Dataset items >>
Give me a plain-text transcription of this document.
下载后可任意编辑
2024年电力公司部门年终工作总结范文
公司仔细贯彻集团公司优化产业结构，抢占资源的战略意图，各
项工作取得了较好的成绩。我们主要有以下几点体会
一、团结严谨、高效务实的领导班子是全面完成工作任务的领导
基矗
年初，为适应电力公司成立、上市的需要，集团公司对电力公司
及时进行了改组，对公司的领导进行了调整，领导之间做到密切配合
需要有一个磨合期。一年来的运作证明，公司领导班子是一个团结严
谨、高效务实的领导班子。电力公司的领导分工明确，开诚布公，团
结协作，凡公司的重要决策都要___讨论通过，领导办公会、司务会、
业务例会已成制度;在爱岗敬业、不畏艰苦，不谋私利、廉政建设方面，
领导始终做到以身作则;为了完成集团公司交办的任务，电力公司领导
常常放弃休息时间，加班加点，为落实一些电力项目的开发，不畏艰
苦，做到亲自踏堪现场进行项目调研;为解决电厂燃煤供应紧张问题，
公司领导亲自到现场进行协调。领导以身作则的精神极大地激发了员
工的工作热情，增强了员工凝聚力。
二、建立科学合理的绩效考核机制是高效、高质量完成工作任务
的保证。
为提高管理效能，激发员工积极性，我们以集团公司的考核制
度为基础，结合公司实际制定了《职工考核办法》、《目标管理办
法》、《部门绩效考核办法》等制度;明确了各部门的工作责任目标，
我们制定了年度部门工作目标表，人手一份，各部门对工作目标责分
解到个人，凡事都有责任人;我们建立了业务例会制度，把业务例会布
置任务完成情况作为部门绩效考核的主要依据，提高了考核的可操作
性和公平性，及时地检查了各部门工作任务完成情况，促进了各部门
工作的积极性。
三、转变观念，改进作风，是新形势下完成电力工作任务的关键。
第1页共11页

DIRECTIVE >> Write out the records above again, keeping each one identical to the original.

RESPONSE TO THE EXERCISE >>
Give me a plain-text transcription of this document.
下载后可任意编辑
2024年电力公司部门年终工作总结范文
公司仔细贯彻集团公司优化产业结构，抢占资源的战略意图，各
项工作取得了较好的成绩。我们主要有以下几点体会
一、团结严谨、高效务实的领导班子是全面完成工作任务的领导
基矗
年初，为适应电力公司成立、上市的需要，集团公司对电力公司
及时进行了改组，对公司的领导进行了调整，领导之间做到密切配合
需要有一个磨合期。一年来的运作证明，公司领导班子是一个团结严
谨、高效务实的领导班子。电力公司的领导分工明确，开诚布公，团
结协作，凡公司的重要决策都要___讨论通过，领导办公会、司务会、
业务例会已成制度;在爱岗敬业、不畏艰苦，不谋私利、廉政建设方面，
领导始终做到以身作则;为了完成集团公司交办的任务，电力公司领导
常常放弃休息时间，加班加点，为落实一些电力项目的开发，不畏艰
苦，做到亲自踏堪现场进行项目调研;为解决电厂燃煤供应紧张问题，
公司领导亲自到现场进行协调。领导以身作则的精神极大地激发了员
工的工作热情，增强了员工凝聚力。
二、建立科学合理的绩效考核机制是高效、高质量完成工作任务
的保证。
为提高管理效能，激发员工积极性，我们以集团公司的考核制
度为基础，结合公司实际制定了《职工考核办法》、《目标管理办
法》、《部门绩效考核办法》等制度;明确了各部门的工作责任目标，
我们制定了年度部门工作目标表，人手一份，各部门对工作目标责分
解到个人，凡事都有责任人;我们建立了业务例会制度，把业务例会布
置任务完成情况作为部门绩效考核的主要依据，提高了考核的可操作
性和公平性，及时地检查了各部门工作任务完成情况，促进了各部门
工作的积极性。
三、转变观念，改进作风，是新形势下完成电力工作任务的关键。
第1页共11页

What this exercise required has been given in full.